## EXERCISE DIRECTIONS
Please quote every line word for word.

## begin MATERIAL TO PROCESS

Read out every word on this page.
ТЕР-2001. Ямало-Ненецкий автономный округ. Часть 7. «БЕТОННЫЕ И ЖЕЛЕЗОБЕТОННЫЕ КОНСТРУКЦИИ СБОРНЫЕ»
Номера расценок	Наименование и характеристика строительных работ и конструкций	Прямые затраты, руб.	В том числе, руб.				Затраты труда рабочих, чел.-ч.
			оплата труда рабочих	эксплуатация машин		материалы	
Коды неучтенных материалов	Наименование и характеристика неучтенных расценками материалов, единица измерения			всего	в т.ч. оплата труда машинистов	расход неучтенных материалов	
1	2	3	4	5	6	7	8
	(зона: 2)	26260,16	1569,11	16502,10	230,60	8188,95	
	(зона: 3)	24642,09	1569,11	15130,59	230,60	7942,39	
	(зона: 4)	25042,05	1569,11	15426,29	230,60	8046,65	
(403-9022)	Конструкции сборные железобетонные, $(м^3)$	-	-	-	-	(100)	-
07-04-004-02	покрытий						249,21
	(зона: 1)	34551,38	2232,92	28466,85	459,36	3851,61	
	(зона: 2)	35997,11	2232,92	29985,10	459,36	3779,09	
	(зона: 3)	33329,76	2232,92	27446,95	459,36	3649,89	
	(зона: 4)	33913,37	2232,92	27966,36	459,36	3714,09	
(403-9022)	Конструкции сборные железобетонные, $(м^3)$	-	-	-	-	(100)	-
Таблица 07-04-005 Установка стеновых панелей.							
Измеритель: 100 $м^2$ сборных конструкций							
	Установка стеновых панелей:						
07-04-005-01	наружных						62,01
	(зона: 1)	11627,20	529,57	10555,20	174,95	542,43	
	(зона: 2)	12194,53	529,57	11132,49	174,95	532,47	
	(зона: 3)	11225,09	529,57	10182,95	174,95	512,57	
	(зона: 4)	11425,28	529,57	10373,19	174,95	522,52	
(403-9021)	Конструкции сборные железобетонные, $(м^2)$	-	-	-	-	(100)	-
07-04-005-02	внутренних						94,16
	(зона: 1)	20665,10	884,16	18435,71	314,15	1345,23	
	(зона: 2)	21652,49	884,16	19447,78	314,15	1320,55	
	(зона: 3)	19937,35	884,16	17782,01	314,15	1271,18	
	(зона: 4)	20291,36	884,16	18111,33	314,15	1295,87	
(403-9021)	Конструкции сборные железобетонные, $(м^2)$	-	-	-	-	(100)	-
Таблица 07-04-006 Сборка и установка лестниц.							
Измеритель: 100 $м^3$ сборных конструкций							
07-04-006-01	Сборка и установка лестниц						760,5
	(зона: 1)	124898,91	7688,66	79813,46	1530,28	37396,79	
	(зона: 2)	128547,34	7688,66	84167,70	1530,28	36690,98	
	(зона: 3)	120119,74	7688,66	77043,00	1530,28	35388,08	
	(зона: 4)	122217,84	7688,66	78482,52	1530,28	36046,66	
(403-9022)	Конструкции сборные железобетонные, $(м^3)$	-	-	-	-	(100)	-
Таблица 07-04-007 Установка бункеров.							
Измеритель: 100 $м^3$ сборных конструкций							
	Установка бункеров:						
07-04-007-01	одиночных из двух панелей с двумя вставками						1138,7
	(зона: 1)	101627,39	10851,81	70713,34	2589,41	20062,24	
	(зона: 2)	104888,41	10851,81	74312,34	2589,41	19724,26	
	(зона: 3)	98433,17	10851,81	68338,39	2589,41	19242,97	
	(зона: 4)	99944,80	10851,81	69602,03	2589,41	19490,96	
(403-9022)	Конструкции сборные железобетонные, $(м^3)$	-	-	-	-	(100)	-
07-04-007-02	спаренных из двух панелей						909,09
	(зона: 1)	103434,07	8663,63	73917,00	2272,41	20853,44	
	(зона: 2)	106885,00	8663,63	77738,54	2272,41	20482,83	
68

## end MATERIAL TO PROCESS

## RESULT FOR THIS TASK
Read out every word on this page.
ТЕР-2001. Ямало-Ненецкий автономный округ. Часть 7. «БЕТОННЫЕ И ЖЕЛЕЗОБЕТОННЫЕ КОНСТРУКЦИИ СБОРНЫЕ»
Номера расценок	Наименование и характеристика строительных работ и конструкций	Прямые затраты, руб.	В том числе, руб.				Затраты труда рабочих, чел.-ч.
			оплата труда рабочих	эксплуатация машин		материалы	
Коды неучтенных материалов	Наименование и характеристика неучтенных расценками материалов, единица измерения			всего	в т.ч. оплата труда машинистов	расход неучтенных материалов	
1	2	3	4	5	6	7	8
	(зона: 2)	26260,16	1569,11	16502,10	230,60	8188,95	
	(зона: 3)	24642,09	1569,11	15130,59	230,60	7942,39	
	(зона: 4)	25042,05	1569,11	15426,29	230,60	8046,65	
(403-9022)	Конструкции сборные железобетонные, $(м^3)$	-	-	-	-	(100)	-
07-04-004-02	покрытий						249,21
	(зона: 1)	34551,38	2232,92	28466,85	459,36	3851,61	
	(зона: 2)	35997,11	2232,92	29985,10	459,36	3779,09	
	(зона: 3)	33329,76	2232,92	27446,95	459,36	3649,89	
	(зона: 4)	33913,37	2232,92	27966,36	459,36	3714,09	
(403-9022)	Конструкции сборные железобетонные, $(м^3)$	-	-	-	-	(100)	-
Таблица 07-04-005 Установка стеновых панелей.							
Измеритель: 100 $м^2$ сборных конструкций							
	Установка стеновых панелей:						
07-04-005-01	наружных						62,01
	(зона: 1)	11627,20	529,57	10555,20	174,95	542,43	
	(зона: 2)	12194,53	529,57	11132,49	174,95	532,47	
	(зона: 3)	11225,09	529,57	10182,95	174,95	512,57	
	(зона: 4)	11425,28	529,57	10373,19	174,95	522,52	
(403-9021)	Конструкции сборные железобетонные, $(м^2)$	-	-	-	-	(100)	-
07-04-005-02	внутренних						94,16
	(зона: 1)	20665,10	884,16	18435,71	314,15	1345,23	
	(зона: 2)	21652,49	884,16	19447,78	314,15	1320,55	
	(зона: 3)	19937,35	884,16	17782,01	314,15	1271,18	
	(зона: 4)	20291,36	884,16	18111,33	314,15	1295,87	
(403-9021)	Конструкции сборные железобетонные, $(м^2)$	-	-	-	-	(100)	-
Таблица 07-04-006 Сборка и установка лестниц.							
Измеритель: 100 $м^3$ сборных конструкций							
07-04-006-01	Сборка и установка лестниц						760,5
	(зона: 1)	124898,91	7688,66	79813,46	1530,28	37396,79	
	(зона: 2)	128547,34	7688,66	84167,70	1530,28	36690,98	
	(зона: 3)	120119,74	7688,66	77043,00	1530,28	35388,08	
	(зона: 4)	122217,84	7688,66	78482,52	1530,28	36046,66	
(403-9022)	Конструкции сборные железобетонные, $(м^3)$	-	-	-	-	(100)	-
Таблица 07-04-007 Установка бункеров.							
Измеритель: 100 $м^3$ сборных конструкций							
	Установка бункеров:						
07-04-007-01	одиночных из двух панелей с двумя вставками						1138,7
	(зона: 1)	101627,39	10851,81	70713,34	2589,41	20062,24	
	(зона: 2)	104888,41	10851,81	74312,34	2589,41	19724,26	
	(зона: 3)	98433,17	10851,81	68338,39	2589,41	19242,97	
	(зона: 4)	99944,80	10851,81	69602,03	2589,41	19490,96	
(403-9022)	Конструкции сборные железобетонные, $(м^3)$	-	-	-	-	(100)	-
07-04-007-02	спаренных из двух панелей						909,09
	(зона: 1)	103434,07	8663,63	73917,00	2272,41	20853,44	
	(зона: 2)	106885,00	8663,63	77738,54	2272,41	20482,83	
68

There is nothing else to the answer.